> **WRITTEN TASK**: Look through the records and report how many lines include the word "CARVOARIA", with no other words.

> **TASK INPUTS**:

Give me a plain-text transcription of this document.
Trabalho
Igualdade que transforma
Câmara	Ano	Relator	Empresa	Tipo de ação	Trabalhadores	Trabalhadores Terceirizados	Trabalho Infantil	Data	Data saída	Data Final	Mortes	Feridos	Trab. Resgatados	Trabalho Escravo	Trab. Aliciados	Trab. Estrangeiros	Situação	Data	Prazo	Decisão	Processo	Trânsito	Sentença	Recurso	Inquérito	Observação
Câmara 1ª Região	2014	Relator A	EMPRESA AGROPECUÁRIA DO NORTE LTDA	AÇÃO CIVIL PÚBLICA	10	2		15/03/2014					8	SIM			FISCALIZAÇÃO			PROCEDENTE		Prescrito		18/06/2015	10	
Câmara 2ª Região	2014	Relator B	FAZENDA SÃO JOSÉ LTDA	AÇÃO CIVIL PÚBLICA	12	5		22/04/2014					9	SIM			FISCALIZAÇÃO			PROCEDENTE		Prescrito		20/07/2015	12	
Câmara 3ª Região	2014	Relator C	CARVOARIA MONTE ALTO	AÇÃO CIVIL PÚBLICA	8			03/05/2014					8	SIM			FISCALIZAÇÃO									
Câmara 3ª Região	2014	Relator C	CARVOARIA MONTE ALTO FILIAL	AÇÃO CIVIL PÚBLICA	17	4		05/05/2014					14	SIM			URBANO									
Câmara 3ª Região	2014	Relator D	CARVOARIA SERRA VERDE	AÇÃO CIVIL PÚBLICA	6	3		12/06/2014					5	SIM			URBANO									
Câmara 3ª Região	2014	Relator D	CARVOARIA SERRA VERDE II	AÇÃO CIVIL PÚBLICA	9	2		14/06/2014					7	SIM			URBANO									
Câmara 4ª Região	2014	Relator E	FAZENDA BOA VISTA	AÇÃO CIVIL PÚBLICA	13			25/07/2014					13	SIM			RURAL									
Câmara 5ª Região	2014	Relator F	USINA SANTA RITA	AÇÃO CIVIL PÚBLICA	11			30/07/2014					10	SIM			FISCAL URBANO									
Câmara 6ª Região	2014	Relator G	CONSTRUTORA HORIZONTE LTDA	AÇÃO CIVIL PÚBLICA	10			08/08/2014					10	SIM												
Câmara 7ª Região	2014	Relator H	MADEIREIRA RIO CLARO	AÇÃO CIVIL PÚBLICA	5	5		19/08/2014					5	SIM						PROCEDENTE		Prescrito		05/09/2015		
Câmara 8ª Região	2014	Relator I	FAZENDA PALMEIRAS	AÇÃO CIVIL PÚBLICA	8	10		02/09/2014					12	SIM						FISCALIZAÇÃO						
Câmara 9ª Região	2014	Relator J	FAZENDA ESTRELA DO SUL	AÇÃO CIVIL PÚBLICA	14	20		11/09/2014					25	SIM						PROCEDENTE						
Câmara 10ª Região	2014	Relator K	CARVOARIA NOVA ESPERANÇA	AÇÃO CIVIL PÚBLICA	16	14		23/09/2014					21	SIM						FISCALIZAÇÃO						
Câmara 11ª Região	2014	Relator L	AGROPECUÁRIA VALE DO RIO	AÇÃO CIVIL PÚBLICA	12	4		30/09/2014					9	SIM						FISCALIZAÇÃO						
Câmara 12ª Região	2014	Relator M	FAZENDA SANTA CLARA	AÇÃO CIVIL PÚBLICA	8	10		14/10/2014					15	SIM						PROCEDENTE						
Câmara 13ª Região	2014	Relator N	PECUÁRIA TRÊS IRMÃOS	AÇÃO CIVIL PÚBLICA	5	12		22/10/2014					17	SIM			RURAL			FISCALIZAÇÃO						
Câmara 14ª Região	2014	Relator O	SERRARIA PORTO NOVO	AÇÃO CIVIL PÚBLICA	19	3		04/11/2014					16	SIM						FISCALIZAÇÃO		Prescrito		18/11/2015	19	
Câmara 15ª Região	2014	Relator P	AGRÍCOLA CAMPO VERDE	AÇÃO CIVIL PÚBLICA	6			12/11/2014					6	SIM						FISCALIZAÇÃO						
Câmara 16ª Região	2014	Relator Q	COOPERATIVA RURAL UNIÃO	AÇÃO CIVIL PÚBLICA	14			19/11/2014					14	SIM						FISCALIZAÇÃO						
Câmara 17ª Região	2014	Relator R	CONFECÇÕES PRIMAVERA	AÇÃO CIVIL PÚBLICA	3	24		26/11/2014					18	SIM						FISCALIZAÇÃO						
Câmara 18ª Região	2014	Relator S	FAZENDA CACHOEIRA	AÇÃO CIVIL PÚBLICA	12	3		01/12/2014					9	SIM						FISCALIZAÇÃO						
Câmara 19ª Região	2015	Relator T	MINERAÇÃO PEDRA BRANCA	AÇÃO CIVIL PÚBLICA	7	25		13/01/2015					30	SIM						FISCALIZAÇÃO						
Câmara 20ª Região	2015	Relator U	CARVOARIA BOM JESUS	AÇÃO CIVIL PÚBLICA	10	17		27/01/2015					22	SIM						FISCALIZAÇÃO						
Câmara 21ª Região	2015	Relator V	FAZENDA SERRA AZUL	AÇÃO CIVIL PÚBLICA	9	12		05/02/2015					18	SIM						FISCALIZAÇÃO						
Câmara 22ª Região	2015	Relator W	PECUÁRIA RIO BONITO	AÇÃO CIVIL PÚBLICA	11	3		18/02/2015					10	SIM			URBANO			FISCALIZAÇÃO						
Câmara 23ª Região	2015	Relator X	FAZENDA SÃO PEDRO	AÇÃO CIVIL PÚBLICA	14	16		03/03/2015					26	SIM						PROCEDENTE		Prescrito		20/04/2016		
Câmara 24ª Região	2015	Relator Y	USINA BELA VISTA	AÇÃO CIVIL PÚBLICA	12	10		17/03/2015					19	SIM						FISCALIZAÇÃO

> **OUTPUT BELOW**: 6